MATERIAL.

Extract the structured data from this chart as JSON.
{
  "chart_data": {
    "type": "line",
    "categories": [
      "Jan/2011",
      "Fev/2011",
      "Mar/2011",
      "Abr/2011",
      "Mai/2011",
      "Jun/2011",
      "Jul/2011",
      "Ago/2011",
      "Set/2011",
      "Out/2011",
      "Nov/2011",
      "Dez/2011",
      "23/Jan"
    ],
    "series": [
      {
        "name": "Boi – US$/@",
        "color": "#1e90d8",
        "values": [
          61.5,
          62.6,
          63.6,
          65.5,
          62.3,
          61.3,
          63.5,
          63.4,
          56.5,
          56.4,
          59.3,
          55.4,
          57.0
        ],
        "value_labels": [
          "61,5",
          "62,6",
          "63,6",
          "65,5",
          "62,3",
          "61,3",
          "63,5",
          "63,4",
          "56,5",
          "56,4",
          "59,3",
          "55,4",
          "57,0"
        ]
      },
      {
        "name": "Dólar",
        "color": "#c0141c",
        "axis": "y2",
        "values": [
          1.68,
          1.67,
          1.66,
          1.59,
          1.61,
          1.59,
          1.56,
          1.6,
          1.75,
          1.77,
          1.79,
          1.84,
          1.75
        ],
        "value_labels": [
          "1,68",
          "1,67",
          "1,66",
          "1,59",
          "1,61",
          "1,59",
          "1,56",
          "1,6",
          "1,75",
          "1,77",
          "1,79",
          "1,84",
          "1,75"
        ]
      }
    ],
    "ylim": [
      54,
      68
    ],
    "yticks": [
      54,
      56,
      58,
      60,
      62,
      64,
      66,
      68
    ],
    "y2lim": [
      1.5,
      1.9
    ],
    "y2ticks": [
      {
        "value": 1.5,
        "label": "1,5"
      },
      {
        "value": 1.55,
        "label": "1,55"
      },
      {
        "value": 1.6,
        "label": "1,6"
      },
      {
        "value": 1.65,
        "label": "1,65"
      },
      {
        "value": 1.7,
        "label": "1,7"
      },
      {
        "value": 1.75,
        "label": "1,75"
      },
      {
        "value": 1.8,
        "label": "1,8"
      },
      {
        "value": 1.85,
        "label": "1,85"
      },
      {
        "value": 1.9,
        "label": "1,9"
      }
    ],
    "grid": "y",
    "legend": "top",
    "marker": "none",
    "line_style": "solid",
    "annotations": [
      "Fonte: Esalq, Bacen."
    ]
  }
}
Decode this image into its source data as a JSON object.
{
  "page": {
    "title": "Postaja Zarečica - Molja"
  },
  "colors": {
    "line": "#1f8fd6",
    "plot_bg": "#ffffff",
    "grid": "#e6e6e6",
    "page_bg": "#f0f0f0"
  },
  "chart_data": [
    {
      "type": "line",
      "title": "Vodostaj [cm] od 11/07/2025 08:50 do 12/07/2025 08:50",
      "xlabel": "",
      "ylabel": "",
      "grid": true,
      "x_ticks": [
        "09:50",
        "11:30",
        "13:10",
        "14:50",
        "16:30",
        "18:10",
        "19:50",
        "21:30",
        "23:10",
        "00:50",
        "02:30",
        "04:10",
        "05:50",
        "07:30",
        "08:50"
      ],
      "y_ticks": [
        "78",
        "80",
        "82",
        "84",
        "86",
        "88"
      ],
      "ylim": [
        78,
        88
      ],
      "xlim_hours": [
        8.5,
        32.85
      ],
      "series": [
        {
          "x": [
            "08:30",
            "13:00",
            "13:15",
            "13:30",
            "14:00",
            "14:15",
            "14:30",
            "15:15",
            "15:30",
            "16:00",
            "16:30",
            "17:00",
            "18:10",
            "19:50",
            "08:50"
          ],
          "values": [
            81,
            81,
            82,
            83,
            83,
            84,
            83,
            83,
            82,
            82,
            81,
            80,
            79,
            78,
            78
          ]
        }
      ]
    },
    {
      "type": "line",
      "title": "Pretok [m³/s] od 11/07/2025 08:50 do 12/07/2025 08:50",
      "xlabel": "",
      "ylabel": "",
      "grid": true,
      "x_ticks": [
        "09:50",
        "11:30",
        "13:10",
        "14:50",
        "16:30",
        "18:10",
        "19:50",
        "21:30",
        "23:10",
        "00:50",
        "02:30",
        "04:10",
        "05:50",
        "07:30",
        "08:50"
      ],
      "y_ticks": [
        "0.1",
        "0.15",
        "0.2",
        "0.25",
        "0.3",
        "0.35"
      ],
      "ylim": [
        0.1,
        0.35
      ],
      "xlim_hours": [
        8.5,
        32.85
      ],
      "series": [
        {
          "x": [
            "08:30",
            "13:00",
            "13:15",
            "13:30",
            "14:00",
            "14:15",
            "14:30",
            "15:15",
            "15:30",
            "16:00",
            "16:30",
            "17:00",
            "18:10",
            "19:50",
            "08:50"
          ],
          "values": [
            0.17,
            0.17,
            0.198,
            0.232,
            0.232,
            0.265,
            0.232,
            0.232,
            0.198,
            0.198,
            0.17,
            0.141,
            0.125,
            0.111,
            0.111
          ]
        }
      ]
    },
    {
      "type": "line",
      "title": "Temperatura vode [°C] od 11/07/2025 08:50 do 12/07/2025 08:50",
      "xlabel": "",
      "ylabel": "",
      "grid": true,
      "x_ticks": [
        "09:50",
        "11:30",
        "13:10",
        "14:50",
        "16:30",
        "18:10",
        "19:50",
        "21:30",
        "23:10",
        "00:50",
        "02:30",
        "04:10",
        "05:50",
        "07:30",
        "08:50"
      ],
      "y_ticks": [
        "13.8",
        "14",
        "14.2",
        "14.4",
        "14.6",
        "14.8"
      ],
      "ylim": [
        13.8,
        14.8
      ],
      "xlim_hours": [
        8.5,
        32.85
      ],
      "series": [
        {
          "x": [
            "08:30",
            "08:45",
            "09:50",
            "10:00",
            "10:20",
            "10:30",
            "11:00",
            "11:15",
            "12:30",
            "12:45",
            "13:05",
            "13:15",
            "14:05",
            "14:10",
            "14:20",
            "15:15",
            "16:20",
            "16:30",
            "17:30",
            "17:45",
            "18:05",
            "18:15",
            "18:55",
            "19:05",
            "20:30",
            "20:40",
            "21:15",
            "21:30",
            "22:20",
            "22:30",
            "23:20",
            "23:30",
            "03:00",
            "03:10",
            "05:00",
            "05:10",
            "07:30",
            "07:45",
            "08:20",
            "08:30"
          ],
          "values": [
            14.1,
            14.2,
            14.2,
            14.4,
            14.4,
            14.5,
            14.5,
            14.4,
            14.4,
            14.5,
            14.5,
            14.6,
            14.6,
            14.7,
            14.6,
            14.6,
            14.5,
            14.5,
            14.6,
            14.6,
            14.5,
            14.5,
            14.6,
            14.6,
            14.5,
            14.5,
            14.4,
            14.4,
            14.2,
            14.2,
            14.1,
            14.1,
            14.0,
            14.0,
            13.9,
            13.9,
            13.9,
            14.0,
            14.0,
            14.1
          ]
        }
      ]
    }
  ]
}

WHAT YOU SHOULD DO. Write out the complete set of records exactly as given.

TASK ANSWER.
Extract the structured data from this chart as JSON.
{
  "chart_data": {
    "type": "line",
    "categories": [
      "Jan/2011",
      "Fev/2011",
      "Mar/2011",
      "Abr/2011",
      "Mai/2011",
      "Jun/2011",
      "Jul/2011",
      "Ago/2011",
      "Set/2011",
      "Out/2011",
      "Nov/2011",
      "Dez/2011",
      "23/Jan"
    ],
    "series": [
      {
        "name": "Boi – US$/@",
        "color": "#1e90d8",
        "values": [
          61.5,
          62.6,
          63.6,
          65.5,
          62.3,
          61.3,
          63.5,
          63.4,
          56.5,
          56.4,
          59.3,
          55.4,
          57.0
        ],
        "value_labels": [
          "61,5",
          "62,6",
          "63,6",
          "65,5",
          "62,3",
          "61,3",
          "63,5",
          "63,4",
          "56,5",
          "56,4",
          "59,3",
          "55,4",
          "57,0"
        ]
      },
      {
        "name": "Dólar",
        "color": "#c0141c",
        "axis": "y2",
        "values": [
          1.68,
          1.67,
          1.66,
          1.59,
          1.61,
          1.59,
          1.56,
          1.6,
          1.75,
          1.77,
          1.79,
          1.84,
          1.75
        ],
        "value_labels": [
          "1,68",
          "1,67",
          "1,66",
          "1,59",
          "1,61",
          "1,59",
          "1,56",
          "1,6",
          "1,75",
          "1,77",
          "1,79",
          "1,84",
          "1,75"
        ]
      }
    ],
    "ylim": [
      54,
      68
    ],
    "yticks": [
      54,
      56,
      58,
      60,
      62,
      64,
      66,
      68
    ],
    "y2lim": [
      1.5,
      1.9
    ],
    "y2ticks": [
      {
        "value": 1.5,
        "label": "1,5"
      },
      {
        "value": 1.55,
        "label": "1,55"
      },
      {
        "value": 1.6,
        "label": "1,6"
      },
      {
        "value": 1.65,
        "label": "1,65"
      },
      {
        "value": 1.7,
        "label": "1,7"
      },
      {
        "value": 1.75,
        "label": "1,75"
      },
      {
        "value": 1.8,
        "label": "1,8"
      },
      {
        "value": 1.85,
        "label": "1,85"
      },
      {
        "value": 1.9,
        "label": "1,9"
      }
    ],
    "grid": "y",
    "legend": "top",
    "marker": "none",
    "line_style": "solid",
    "annotations": [
      "Fonte: Esalq, Bacen."
    ]
  }
}
Decode this image into its source data as a JSON object.
{
  "page": {
    "title": "Postaja Zarečica - Molja"
  },
  "colors": {
    "line": "#1f8fd6",
    "plot_bg": "#ffffff",
    "grid": "#e6e6e6",
    "page_bg": "#f0f0f0"
  },
  "chart_data": [
    {
      "type": "line",
      "title": "Vodostaj [cm] od 11/07/2025 08:50 do 12/07/2025 08:50",
      "xlabel": "",
      "ylabel": "",
      "grid": true,
      "x_ticks": [
        "09:50",
        "11:30",
        "13:10",
        "14:50",
        "16:30",
        "18:10",
        "19:50",
        "21:30",
        "23:10",
        "00:50",
        "02:30",
        "04:10",
        "05:50",
        "07:30",
        "08:50"
      ],
      "y_ticks": [
        "78",
        "80",
        "82",
        "84",
        "86",
        "88"
      ],
      "ylim": [
        78,
        88
      ],
      "xlim_hours": [
        8.5,
        32.85
      ],
      "series": [
        {
          "x": [
            "08:30",
            "13:00",
            "13:15",
            "13:30",
            "14:00",
            "14:15",
            "14:30",
            "15:15",
            "15:30",
            "16:00",
            "16:30",
            "17:00",
            "18:10",
            "19:50",
            "08:50"
          ],
          "values": [
            81,
            81,
            82,
            83,
            83,
            84,
            83,
            83,
            82,
            82,
            81,
            80,
            79,
            78,
            78
          ]
        }
      ]
    },
    {
      "type": "line",
      "title": "Pretok [m³/s] od 11/07/2025 08:50 do 12/07/2025 08:50",
      "xlabel": "",
      "ylabel": "",
      "grid": true,
      "x_ticks": [
        "09:50",
        "11:30",
        "13:10",
        "14:50",
        "16:30",
        "18:10",
        "19:50",
        "21:30",
        "23:10",
        "00:50",
        "02:30",
        "04:10",
        "05:50",
        "07:30",
        "08:50"
      ],
      "y_ticks": [
        "0.1",
        "0.15",
        "0.2",
        "0.25",
        "0.3",
        "0.35"
      ],
      "ylim": [
        0.1,
        0.35
      ],
      "xlim_hours": [
        8.5,
        32.85
      ],
      "series": [
        {
          "x": [
            "08:30",
            "13:00",
            "13:15",
            "13:30",
            "14:00",
            "14:15",
            "14:30",
            "15:15",
            "15:30",
            "16:00",
            "16:30",
            "17:00",
            "18:10",
            "19:50",
            "08:50"
          ],
          "values": [
            0.17,
            0.17,
            0.198,
            0.232,
            0.232,
            0.265,
            0.232,
            0.232,
            0.198,
            0.198,
            0.17,
            0.141,
            0.125,
            0.111,
            0.111
          ]
        }
      ]
    },
    {
      "type": "line",
      "title": "Temperatura vode [°C] od 11/07/2025 08:50 do 12/07/2025 08:50",
      "xlabel": "",
      "ylabel": "",
      "grid": true,
      "x_ticks": [
        "09:50",
        "11:30",
        "13:10",
        "14:50",
        "16:30",
        "18:10",
        "19:50",
        "21:30",
        "23:10",
        "00:50",
        "02:30",
        "04:10",
        "05:50",
        "07:30",
        "08:50"
      ],
      "y_ticks": [
        "13.8",
        "14",
        "14.2",
        "14.4",
        "14.6",
        "14.8"
      ],
      "ylim": [
        13.8,
        14.8
      ],
      "xlim_hours": [
        8.5,
        32.85
      ],
      "series": [
        {
          "x": [
            "08:30",
            "08:45",
            "09:50",
            "10:00",
            "10:20",
            "10:30",
            "11:00",
            "11:15",
            "12:30",
            "12:45",
            "13:05",
            "13:15",
            "14:05",
            "14:10",
            "14:20",
            "15:15",
            "16:20",
            "16:30",
            "17:30",
            "17:45",
            "18:05",
            "18:15",
            "18:55",
            "19:05",
            "20:30",
            "20:40",
            "21:15",
            "21:30",
            "22:20",
            "22:30",
            "23:20",
            "23:30",
            "03:00",
            "03:10",
            "05:00",
            "05:10",
            "07:30",
            "07:45",
            "08:20",
            "08:30"
          ],
          "values": [
            14.1,
            14.2,
            14.2,
            14.4,
            14.4,
            14.5,
            14.5,
            14.4,
            14.4,
            14.5,
            14.5,
            14.6,
            14.6,
            14.7,
            14.6,
            14.6,
            14.5,
            14.5,
            14.6,
            14.6,
            14.5,
            14.5,
            14.6,
            14.6,
            14.5,
            14.5,
            14.4,
            14.4,
            14.2,
            14.2,
            14.1,
            14.1,
            14.0,
            14.0,
            13.9,
            13.9,
            13.9,
            14.0,
            14.0,
            14.1
          ]
        }
      ]
    }
  ]
}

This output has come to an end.